* Data entries *
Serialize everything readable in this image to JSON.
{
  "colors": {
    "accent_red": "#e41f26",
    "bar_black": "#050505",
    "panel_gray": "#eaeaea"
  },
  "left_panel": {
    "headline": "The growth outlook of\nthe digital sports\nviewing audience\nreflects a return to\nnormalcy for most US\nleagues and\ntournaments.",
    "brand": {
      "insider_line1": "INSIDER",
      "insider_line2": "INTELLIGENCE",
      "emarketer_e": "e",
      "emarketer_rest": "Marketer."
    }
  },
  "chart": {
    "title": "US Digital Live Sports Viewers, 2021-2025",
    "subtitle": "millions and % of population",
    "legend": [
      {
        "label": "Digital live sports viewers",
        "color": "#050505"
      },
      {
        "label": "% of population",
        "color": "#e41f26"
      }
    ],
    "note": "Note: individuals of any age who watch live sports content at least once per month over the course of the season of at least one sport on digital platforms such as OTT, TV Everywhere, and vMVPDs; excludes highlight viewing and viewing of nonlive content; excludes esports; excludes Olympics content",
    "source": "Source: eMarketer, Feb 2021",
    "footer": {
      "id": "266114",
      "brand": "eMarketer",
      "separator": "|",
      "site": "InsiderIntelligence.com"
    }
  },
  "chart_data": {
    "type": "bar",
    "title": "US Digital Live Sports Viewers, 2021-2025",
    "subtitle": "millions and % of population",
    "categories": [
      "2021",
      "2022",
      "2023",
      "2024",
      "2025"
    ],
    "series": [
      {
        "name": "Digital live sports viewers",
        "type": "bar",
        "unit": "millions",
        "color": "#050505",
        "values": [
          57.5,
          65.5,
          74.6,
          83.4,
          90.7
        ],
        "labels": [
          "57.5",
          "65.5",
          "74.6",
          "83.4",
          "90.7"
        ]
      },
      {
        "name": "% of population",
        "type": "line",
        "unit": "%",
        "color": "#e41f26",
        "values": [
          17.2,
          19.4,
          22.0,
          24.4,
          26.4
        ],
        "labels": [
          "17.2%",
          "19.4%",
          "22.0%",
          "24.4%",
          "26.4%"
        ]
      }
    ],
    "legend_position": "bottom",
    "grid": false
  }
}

* Job *
Determine how many lines of the material include the string "population". Output only that count.

* Answer in full *
4